Description of the task
Drop every picture and give the entries back exactly.

Stored records
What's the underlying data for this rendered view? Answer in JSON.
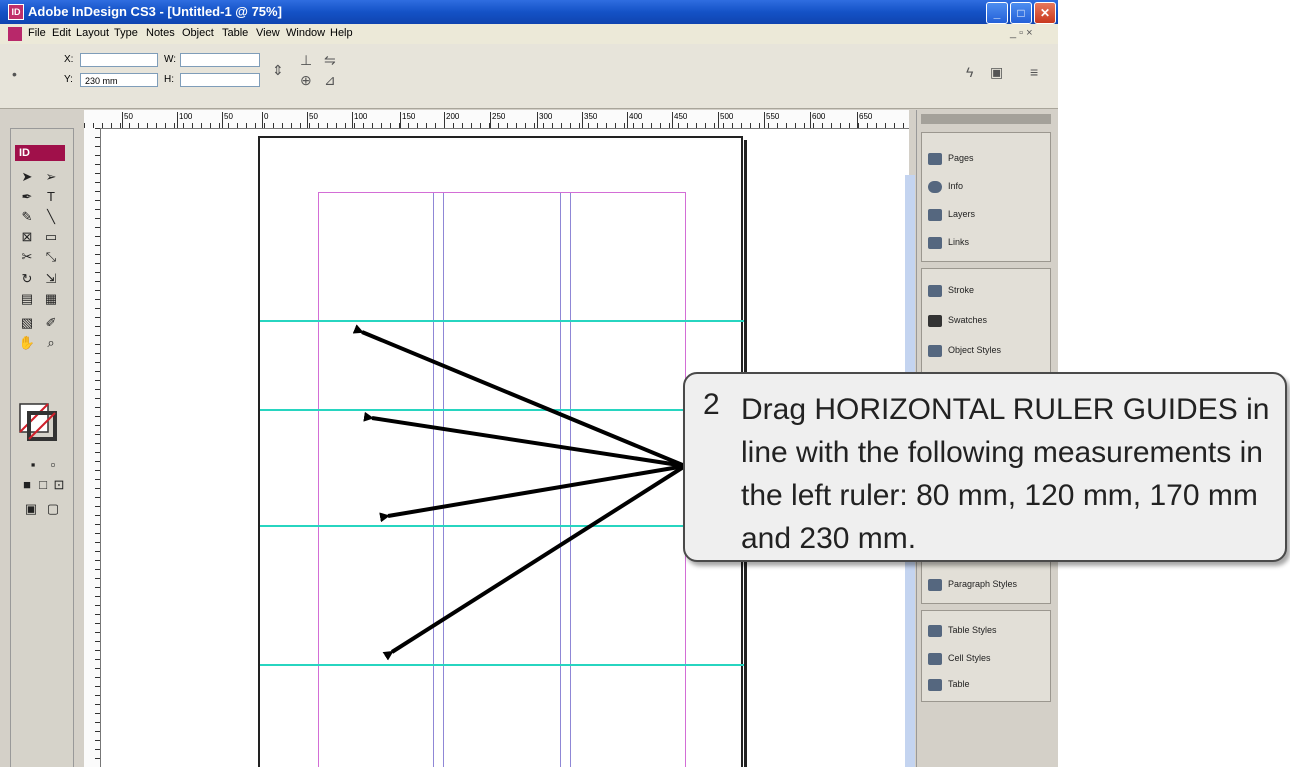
{
  "window": {
    "title": "Adobe InDesign CS3 - [Untitled-1 @ 75%]",
    "app_icon_label": "ID",
    "minimize": "_",
    "maximize": "□",
    "close": "✕"
  },
  "menu": {
    "items": [
      "File",
      "Edit",
      "Layout",
      "Type",
      "Notes",
      "Object",
      "Table",
      "View",
      "Window",
      "Help"
    ],
    "doc_controls": "_ ▫ ×"
  },
  "control_bar": {
    "x_label": "X:",
    "x_value": "",
    "y_label": "Y:",
    "y_value": "230 mm",
    "w_label": "W:",
    "h_label": "H:"
  },
  "ruler": {
    "top_ticks": [
      "50",
      "100",
      "50",
      "0",
      "50",
      "100",
      "150",
      "200",
      "250",
      "300",
      "350",
      "400",
      "450",
      "500",
      "550",
      "600",
      "650"
    ]
  },
  "tools": {
    "logo": "ID"
  },
  "panels": {
    "group1": [
      "Pages",
      "Info",
      "Layers",
      "Links"
    ],
    "group2": [
      "Stroke",
      "Swatches",
      "Object Styles"
    ],
    "group3": [
      "Paragraph Styles"
    ],
    "group4": [
      "Table Styles",
      "Cell Styles",
      "Table"
    ]
  },
  "callout": {
    "number": "2",
    "text": "Drag HORIZONTAL RULER GUIDES in line with the following measurements in the left ruler: 80 mm, 120 mm, 170 mm and 230 mm."
  },
  "colors": {
    "guide": "#27d5c0",
    "margin": "#d36ed6",
    "column": "#8f87d6",
    "title_bar": "#1452c6"
  }
}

Full output
What's the underlying data for this rendered view? Answer in JSON.
{
  "window": {
    "title": "Adobe InDesign CS3 - [Untitled-1 @ 75%]",
    "app_icon_label": "ID",
    "minimize": "_",
    "maximize": "□",
    "close": "✕"
  },
  "menu": {
    "items": [
      "File",
      "Edit",
      "Layout",
      "Type",
      "Notes",
      "Object",
      "Table",
      "View",
      "Window",
      "Help"
    ],
    "doc_controls": "_ ▫ ×"
  },
  "control_bar": {
    "x_label": "X:",
    "x_value": "",
    "y_label": "Y:",
    "y_value": "230 mm",
    "w_label": "W:",
    "h_label": "H:"
  },
  "ruler": {
    "top_ticks": [
      "50",
      "100",
      "50",
      "0",
      "50",
      "100",
      "150",
      "200",
      "250",
      "300",
      "350",
      "400",
      "450",
      "500",
      "550",
      "600",
      "650"
    ]
  },
  "tools": {
    "logo": "ID"
  },
  "panels": {
    "group1": [
      "Pages",
      "Info",
      "Layers",
      "Links"
    ],
    "group2": [
      "Stroke",
      "Swatches",
      "Object Styles"
    ],
    "group3": [
      "Paragraph Styles"
    ],
    "group4": [
      "Table Styles",
      "Cell Styles",
      "Table"
    ]
  },
  "callout": {
    "number": "2",
    "text": "Drag HORIZONTAL RULER GUIDES in line with the following measurements in the left ruler: 80 mm, 120 mm, 170 mm and 230 mm."
  },
  "colors": {
    "guide": "#27d5c0",
    "margin": "#d36ed6",
    "column": "#8f87d6",
    "title_bar": "#1452c6"
  }
}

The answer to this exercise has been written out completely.